◆ AIM OF THE EXERCISE:
Locate the lines that hold the string "스트림릿이". Copy every such line.
********
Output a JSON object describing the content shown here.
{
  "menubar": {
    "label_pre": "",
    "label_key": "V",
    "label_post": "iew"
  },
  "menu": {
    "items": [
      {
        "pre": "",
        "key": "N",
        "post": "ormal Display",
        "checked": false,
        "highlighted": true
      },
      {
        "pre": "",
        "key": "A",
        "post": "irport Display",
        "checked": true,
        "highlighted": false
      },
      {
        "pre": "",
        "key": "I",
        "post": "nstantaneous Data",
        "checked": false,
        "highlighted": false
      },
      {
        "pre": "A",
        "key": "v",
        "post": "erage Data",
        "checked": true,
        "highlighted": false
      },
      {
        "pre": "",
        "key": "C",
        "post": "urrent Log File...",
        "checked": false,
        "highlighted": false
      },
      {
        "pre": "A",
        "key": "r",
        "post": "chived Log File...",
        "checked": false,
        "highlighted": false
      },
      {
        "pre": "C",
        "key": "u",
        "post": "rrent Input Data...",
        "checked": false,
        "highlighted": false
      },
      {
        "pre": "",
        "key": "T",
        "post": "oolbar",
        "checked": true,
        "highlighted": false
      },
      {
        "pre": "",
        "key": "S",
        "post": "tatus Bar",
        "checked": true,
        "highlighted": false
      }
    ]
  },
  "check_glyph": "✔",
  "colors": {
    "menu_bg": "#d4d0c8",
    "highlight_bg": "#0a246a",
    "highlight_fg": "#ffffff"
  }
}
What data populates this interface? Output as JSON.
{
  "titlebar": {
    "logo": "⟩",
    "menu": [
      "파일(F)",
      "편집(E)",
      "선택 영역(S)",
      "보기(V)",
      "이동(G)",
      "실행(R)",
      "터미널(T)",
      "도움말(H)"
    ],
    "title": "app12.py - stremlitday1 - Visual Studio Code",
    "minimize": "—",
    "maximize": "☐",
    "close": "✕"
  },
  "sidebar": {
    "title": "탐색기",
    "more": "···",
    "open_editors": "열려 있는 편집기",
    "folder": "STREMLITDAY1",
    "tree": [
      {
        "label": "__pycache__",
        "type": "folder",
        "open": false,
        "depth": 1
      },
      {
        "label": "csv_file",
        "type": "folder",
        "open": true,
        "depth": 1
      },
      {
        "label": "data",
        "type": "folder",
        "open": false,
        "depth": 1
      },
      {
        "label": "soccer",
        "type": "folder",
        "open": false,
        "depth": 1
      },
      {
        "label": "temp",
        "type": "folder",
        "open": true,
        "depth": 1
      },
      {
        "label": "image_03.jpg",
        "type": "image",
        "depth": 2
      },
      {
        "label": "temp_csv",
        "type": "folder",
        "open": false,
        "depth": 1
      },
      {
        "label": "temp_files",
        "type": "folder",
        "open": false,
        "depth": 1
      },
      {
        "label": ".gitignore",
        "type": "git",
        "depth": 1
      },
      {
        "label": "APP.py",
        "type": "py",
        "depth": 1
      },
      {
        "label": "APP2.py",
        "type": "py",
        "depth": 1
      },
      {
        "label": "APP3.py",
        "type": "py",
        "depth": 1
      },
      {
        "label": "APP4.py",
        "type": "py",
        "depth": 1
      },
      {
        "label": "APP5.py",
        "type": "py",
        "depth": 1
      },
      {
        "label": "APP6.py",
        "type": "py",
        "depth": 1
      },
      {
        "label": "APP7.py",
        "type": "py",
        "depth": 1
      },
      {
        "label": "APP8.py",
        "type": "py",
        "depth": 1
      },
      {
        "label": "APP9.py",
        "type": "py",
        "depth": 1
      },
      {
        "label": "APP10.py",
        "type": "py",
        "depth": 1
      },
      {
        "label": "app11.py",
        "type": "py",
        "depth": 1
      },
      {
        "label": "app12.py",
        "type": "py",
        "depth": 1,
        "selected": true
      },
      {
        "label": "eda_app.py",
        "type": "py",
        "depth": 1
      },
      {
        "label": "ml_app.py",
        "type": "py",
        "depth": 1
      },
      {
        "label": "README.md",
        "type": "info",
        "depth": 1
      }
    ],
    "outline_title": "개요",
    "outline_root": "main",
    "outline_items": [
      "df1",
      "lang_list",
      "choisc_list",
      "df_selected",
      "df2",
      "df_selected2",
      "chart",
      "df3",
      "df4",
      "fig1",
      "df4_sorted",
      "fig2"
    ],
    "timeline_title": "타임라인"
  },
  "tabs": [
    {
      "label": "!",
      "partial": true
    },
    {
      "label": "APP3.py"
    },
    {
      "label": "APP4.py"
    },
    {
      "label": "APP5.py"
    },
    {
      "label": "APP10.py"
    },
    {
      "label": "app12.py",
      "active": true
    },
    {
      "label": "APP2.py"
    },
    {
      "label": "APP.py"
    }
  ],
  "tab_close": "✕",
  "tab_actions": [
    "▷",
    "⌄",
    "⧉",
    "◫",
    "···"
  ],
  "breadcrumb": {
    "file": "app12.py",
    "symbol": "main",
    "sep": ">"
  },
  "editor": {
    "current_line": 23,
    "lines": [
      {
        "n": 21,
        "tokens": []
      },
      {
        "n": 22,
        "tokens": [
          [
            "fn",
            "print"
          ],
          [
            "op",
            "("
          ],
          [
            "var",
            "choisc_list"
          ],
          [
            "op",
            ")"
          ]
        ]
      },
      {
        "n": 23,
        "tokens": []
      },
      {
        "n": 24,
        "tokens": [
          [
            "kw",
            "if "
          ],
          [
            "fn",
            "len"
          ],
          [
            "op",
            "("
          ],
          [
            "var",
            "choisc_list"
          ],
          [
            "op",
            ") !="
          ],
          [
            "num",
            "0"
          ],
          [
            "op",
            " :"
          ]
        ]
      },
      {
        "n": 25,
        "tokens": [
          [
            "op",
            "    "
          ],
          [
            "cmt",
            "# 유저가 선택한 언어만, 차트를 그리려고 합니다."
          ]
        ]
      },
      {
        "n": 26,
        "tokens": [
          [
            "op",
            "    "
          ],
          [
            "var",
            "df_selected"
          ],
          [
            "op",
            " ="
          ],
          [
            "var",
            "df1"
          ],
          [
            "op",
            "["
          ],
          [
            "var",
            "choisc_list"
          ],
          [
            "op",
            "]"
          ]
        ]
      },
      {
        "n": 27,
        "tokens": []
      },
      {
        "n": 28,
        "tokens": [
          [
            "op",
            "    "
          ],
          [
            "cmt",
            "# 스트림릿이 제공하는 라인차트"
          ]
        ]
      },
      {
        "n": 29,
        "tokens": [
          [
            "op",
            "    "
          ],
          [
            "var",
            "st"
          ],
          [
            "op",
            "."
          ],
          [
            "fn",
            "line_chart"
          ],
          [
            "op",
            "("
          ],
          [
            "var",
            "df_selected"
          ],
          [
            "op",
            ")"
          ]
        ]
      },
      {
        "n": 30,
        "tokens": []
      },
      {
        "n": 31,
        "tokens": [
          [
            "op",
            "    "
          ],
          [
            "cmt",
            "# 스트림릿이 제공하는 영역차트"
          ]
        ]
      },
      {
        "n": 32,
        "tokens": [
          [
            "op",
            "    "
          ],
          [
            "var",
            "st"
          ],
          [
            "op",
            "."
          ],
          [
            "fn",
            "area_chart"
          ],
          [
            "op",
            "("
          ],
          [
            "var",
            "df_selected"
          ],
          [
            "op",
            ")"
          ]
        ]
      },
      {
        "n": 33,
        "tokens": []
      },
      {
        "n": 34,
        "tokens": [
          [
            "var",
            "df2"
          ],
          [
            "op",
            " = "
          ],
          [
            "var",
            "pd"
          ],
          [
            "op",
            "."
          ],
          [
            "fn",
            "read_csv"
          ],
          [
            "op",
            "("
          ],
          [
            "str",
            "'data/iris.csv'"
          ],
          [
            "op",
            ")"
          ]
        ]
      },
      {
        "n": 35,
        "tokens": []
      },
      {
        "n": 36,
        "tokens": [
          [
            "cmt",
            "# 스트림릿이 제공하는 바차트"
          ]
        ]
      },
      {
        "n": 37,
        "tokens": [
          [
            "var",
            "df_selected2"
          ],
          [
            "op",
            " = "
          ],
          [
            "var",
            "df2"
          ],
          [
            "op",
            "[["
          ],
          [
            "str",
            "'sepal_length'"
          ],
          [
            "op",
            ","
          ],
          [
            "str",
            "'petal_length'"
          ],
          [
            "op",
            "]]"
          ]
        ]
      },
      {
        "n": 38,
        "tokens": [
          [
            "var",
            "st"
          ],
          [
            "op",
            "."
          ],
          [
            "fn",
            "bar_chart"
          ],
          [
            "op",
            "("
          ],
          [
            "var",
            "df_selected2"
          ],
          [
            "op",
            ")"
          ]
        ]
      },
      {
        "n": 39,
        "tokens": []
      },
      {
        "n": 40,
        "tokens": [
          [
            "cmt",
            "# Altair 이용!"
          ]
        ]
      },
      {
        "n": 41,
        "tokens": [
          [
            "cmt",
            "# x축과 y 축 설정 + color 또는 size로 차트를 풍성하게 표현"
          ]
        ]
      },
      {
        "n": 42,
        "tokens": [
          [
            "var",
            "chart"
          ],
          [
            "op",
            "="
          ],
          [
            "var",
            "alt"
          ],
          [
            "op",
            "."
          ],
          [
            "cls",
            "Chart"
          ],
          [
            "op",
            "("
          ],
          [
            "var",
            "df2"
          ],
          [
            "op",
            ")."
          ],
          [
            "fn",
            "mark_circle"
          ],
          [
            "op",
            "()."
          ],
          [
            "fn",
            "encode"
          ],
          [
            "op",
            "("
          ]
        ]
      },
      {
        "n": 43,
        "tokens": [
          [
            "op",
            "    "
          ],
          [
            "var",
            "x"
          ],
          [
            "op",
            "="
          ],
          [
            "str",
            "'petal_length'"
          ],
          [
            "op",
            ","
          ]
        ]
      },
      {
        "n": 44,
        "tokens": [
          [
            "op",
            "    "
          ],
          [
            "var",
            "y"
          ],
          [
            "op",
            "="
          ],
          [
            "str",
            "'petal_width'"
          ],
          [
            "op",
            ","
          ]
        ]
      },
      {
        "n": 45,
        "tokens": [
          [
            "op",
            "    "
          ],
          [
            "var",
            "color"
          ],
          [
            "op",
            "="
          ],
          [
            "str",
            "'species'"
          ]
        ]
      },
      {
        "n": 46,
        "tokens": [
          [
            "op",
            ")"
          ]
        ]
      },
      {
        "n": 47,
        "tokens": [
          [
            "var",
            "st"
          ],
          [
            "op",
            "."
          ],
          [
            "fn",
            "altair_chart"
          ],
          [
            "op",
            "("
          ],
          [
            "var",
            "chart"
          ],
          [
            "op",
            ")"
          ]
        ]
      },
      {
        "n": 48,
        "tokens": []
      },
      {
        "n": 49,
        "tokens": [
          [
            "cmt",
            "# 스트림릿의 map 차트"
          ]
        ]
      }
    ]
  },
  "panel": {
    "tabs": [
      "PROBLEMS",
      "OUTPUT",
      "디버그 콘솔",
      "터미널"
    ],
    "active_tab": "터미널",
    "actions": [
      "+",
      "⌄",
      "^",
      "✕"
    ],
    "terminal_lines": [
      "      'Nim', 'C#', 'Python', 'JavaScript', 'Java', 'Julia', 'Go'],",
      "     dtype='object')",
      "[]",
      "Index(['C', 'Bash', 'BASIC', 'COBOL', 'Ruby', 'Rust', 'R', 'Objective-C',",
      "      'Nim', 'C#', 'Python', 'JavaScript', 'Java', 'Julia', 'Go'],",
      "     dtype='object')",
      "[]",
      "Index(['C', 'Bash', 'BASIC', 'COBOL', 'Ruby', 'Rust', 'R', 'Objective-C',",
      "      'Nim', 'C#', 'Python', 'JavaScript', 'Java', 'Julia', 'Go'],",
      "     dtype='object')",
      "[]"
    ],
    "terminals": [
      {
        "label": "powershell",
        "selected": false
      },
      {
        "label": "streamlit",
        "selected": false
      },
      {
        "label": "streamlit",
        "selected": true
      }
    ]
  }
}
********
◆ CORRECT ANSWER:
            "# 스트림릿이 제공하는 라인차트"
            "# 스트림릿이 제공하는 영역차트"
            "# 스트림릿이 제공하는 바차트"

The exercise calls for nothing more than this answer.